_Records that describe figures_.
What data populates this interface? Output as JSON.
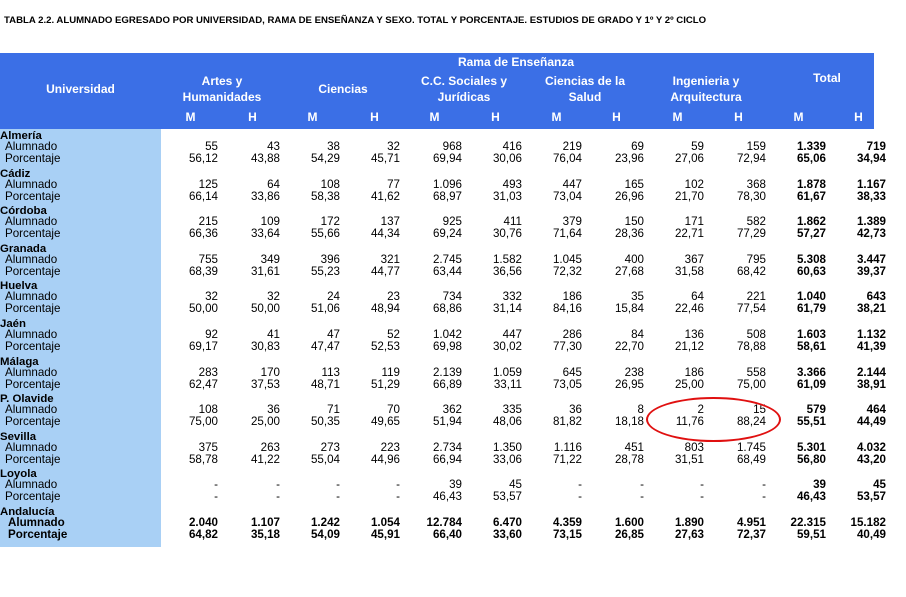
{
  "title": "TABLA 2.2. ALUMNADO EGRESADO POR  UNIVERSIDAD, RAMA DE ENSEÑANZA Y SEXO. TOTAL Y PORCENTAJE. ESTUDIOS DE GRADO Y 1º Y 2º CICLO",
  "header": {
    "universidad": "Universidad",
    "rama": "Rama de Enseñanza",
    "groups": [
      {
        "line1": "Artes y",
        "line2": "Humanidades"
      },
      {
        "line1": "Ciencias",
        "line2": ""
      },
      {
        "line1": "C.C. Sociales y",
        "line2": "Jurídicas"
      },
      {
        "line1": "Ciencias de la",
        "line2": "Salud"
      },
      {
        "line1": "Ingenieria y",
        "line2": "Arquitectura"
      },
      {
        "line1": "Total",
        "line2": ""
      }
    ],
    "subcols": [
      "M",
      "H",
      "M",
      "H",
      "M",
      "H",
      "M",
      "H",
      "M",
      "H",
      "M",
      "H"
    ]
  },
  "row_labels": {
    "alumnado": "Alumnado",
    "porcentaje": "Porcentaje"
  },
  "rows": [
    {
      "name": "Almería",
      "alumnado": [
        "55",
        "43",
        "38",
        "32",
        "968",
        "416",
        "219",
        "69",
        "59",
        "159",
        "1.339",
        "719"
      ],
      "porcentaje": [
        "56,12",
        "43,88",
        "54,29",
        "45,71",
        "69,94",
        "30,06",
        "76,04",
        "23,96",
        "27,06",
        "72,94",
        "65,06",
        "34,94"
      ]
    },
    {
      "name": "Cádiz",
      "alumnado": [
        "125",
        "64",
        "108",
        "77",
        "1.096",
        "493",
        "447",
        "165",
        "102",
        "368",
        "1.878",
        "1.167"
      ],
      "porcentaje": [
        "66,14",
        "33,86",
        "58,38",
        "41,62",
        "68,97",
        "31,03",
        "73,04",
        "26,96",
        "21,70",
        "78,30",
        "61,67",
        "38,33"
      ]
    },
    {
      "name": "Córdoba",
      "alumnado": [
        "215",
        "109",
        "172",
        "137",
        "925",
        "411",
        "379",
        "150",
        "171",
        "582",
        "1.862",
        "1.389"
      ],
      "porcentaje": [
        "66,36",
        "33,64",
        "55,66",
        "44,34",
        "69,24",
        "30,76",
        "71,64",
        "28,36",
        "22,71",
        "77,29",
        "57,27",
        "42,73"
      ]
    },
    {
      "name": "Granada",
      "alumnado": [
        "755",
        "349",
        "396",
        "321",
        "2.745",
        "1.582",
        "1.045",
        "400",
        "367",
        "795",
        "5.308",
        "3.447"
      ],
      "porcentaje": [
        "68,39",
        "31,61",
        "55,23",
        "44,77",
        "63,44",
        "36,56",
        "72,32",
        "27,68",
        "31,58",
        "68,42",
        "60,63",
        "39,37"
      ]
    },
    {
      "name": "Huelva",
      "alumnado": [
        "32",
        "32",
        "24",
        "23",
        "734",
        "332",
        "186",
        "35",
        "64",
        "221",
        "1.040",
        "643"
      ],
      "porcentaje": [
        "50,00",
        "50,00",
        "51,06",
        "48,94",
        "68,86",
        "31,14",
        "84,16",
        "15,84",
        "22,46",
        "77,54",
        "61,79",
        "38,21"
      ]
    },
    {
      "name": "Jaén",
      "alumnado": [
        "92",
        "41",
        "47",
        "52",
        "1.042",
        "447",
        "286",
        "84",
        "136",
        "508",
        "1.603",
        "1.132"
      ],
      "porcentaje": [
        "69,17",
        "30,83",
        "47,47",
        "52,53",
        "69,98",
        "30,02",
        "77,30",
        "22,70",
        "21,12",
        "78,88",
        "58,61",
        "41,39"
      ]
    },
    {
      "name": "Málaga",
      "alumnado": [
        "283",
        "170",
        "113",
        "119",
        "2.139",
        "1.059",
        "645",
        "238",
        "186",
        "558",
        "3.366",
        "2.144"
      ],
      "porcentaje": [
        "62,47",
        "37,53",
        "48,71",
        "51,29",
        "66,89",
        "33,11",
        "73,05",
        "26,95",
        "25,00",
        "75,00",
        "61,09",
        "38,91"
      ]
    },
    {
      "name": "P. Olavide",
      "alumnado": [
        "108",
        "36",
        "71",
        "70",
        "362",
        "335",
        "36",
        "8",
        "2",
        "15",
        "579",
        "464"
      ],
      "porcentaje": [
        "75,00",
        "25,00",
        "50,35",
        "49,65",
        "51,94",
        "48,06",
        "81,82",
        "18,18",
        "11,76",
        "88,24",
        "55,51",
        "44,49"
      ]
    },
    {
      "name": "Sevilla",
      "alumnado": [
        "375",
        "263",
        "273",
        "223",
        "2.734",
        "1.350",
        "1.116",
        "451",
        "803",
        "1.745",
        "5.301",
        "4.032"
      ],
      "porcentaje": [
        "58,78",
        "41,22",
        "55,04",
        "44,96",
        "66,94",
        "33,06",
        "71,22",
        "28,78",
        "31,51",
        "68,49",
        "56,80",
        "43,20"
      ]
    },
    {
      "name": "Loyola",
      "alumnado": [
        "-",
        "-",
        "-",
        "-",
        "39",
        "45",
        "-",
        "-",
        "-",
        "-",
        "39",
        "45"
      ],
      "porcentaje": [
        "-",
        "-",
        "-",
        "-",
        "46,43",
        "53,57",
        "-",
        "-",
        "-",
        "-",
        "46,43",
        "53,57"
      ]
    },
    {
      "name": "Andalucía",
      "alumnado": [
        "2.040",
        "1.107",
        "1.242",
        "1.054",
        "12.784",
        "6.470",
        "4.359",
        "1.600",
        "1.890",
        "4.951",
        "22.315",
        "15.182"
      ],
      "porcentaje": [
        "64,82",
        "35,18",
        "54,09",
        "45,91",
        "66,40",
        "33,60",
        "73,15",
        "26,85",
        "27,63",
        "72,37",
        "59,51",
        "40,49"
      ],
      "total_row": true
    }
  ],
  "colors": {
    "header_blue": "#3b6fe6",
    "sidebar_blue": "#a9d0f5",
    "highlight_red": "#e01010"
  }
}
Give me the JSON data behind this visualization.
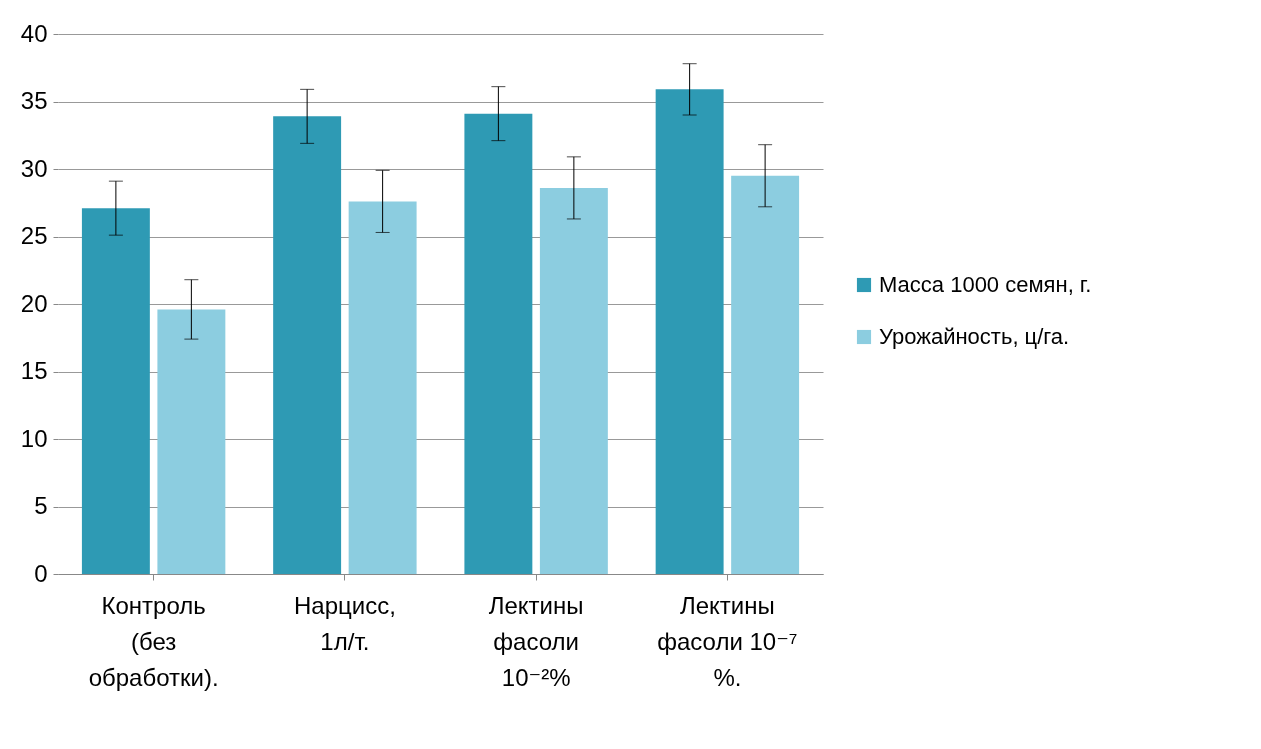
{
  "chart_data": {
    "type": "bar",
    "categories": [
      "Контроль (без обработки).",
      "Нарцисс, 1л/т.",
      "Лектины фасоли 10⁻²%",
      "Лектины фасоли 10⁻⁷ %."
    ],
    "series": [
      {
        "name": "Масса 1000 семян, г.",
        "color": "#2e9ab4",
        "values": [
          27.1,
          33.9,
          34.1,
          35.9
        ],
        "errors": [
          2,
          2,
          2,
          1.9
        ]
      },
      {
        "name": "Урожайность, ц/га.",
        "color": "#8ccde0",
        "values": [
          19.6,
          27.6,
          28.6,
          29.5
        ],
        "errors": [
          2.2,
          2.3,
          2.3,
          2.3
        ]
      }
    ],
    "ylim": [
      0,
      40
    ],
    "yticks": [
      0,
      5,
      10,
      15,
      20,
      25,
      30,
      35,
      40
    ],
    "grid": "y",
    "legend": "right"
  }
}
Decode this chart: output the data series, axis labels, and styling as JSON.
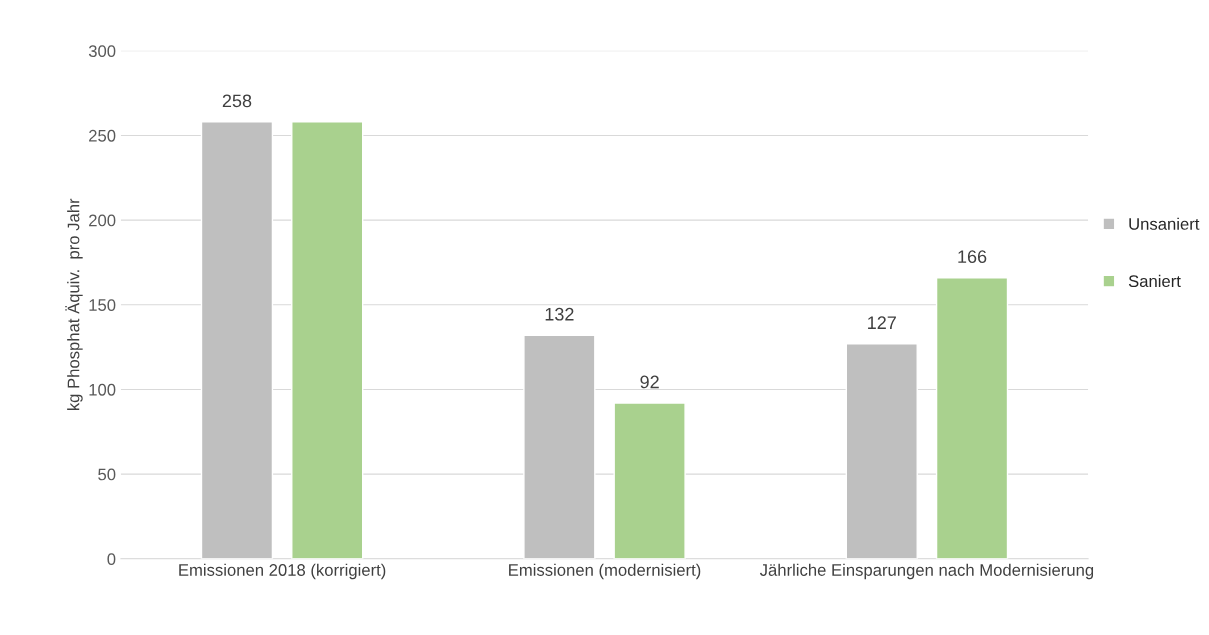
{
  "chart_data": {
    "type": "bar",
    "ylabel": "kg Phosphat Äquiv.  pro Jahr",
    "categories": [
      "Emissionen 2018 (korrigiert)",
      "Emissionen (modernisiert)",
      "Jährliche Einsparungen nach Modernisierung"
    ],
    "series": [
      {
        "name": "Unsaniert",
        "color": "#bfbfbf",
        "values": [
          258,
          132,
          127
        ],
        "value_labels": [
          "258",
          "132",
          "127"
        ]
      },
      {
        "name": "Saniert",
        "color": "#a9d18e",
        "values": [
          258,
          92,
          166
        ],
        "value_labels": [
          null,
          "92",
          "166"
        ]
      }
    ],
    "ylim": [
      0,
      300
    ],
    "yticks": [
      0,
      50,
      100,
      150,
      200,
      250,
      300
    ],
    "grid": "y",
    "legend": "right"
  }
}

_What is needed_. Quote precisely the lines of the data from the line containing "Give me the" through its final line, both included, excluding pictures.

_Result for this exercise_.
Give me the JSON data behind this visualization.
{
  "chart_data": {
    "type": "bar",
    "categories": [
      "Контроль (без обработки).",
      "Нарцисс, 1л/т.",
      "Лектины фасоли 10⁻²%",
      "Лектины фасоли 10⁻⁷ %."
    ],
    "series": [
      {
        "name": "Масса 1000 семян, г.",
        "color": "#2e9ab4",
        "values": [
          27.1,
          33.9,
          34.1,
          35.9
        ],
        "errors": [
          2,
          2,
          2,
          1.9
        ]
      },
      {
        "name": "Урожайность, ц/га.",
        "color": "#8ccde0",
        "values": [
          19.6,
          27.6,
          28.6,
          29.5
        ],
        "errors": [
          2.2,
          2.3,
          2.3,
          2.3
        ]
      }
    ],
    "ylim": [
      0,
      40
    ],
    "yticks": [
      0,
      5,
      10,
      15,
      20,
      25,
      30,
      35,
      40
    ],
    "grid": "y",
    "legend": "right"
  }
}
Decode this chart: output the data series, axis labels, and styling as JSON.
{
  "chart_data": {
    "type": "bar",
    "ylabel": "kg Phosphat Äquiv.  pro Jahr",
    "categories": [
      "Emissionen 2018 (korrigiert)",
      "Emissionen (modernisiert)",
      "Jährliche Einsparungen nach Modernisierung"
    ],
    "series": [
      {
        "name": "Unsaniert",
        "color": "#bfbfbf",
        "values": [
          258,
          132,
          127
        ],
        "value_labels": [
          "258",
          "132",
          "127"
        ]
      },
      {
        "name": "Saniert",
        "color": "#a9d18e",
        "values": [
          258,
          92,
          166
        ],
        "value_labels": [
          null,
          "92",
          "166"
        ]
      }
    ],
    "ylim": [
      0,
      300
    ],
    "yticks": [
      0,
      50,
      100,
      150,
      200,
      250,
      300
    ],
    "grid": "y",
    "legend": "right"
  }
}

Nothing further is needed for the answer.